Copy each line of the data below with the word "uzupełniającej".

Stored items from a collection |

^^^^^^^^^^^^^^^^

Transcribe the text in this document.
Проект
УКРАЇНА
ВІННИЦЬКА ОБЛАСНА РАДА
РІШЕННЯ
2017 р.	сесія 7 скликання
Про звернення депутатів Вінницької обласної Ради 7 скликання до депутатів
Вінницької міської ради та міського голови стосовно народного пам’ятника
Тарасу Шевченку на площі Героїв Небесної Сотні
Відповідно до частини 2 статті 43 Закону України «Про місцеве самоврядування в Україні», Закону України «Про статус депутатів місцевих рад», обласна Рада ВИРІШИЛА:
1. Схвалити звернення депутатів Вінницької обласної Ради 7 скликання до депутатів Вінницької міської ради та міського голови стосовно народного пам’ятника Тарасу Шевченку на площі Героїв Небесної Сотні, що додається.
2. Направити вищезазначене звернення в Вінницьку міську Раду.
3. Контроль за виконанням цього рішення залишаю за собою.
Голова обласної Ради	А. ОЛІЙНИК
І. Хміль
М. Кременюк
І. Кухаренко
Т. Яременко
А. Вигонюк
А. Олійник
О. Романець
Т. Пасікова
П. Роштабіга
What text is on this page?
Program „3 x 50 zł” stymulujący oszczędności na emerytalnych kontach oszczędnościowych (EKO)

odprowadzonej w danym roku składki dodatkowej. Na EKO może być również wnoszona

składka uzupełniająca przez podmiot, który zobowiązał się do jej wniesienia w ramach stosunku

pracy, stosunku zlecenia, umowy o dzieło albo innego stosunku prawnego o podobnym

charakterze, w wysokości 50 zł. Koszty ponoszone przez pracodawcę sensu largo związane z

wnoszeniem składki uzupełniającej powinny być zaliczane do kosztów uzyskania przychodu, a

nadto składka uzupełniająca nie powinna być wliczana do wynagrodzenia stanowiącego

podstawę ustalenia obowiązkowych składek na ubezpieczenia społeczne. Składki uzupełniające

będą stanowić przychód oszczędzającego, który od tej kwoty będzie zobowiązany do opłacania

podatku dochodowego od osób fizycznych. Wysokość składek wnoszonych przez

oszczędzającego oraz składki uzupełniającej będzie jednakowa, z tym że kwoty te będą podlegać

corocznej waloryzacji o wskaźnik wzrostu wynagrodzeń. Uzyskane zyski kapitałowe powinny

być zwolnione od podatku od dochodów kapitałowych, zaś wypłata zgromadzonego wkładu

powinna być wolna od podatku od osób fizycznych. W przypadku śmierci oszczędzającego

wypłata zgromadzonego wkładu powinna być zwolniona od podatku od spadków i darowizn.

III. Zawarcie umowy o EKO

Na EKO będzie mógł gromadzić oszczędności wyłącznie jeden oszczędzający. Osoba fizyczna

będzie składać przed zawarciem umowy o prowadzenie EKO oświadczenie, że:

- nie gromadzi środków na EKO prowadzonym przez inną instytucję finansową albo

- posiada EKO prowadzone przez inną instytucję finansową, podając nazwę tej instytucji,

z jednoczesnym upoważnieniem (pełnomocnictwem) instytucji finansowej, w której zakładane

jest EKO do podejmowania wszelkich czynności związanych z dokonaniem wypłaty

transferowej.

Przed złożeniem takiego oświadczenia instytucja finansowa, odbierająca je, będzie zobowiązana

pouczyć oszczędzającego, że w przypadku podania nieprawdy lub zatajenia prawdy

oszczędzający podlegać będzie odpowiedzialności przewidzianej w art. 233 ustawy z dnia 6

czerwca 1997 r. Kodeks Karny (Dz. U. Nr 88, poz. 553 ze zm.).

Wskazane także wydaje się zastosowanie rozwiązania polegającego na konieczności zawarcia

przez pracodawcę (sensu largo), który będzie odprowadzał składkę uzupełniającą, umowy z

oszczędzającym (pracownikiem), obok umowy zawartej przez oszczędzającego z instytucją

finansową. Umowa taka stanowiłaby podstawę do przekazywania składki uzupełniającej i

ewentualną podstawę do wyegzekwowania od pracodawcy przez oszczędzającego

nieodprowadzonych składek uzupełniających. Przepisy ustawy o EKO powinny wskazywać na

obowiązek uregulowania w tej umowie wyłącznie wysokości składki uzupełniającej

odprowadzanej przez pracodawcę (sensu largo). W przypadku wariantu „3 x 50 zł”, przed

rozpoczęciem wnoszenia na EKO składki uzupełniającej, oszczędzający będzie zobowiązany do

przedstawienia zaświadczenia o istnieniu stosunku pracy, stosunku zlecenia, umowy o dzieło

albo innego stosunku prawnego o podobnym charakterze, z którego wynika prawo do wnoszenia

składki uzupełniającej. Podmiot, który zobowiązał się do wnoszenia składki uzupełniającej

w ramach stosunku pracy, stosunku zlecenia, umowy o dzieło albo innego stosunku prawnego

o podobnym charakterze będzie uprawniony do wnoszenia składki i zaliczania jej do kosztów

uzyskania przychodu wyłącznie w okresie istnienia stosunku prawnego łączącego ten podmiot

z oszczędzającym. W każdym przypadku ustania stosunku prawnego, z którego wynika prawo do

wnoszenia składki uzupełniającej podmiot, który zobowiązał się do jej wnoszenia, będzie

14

^^^^^^^^^^^^^^^^

ANSWER IN FULL |
wnoszeniem składki uzupełniającej powinny być zaliczane do kosztów uzyskania przychodu, a
oszczędzającego oraz składki uzupełniającej będzie jednakowa, z tym że kwoty te będą podlegać
finansową. Umowa taka stanowiłaby podstawę do przekazywania składki uzupełniającej i
obowiązek uregulowania w tej umowie wyłącznie wysokości składki uzupełniającej
rozpoczęciem wnoszenia na EKO składki uzupełniającej, oszczędzający będzie zobowiązany do
składki uzupełniającej. Podmiot, który zobowiązał się do wnoszenia składki uzupełniającej
wnoszenia składki uzupełniającej podmiot, który zobowiązał się do jej wnoszenia, będzie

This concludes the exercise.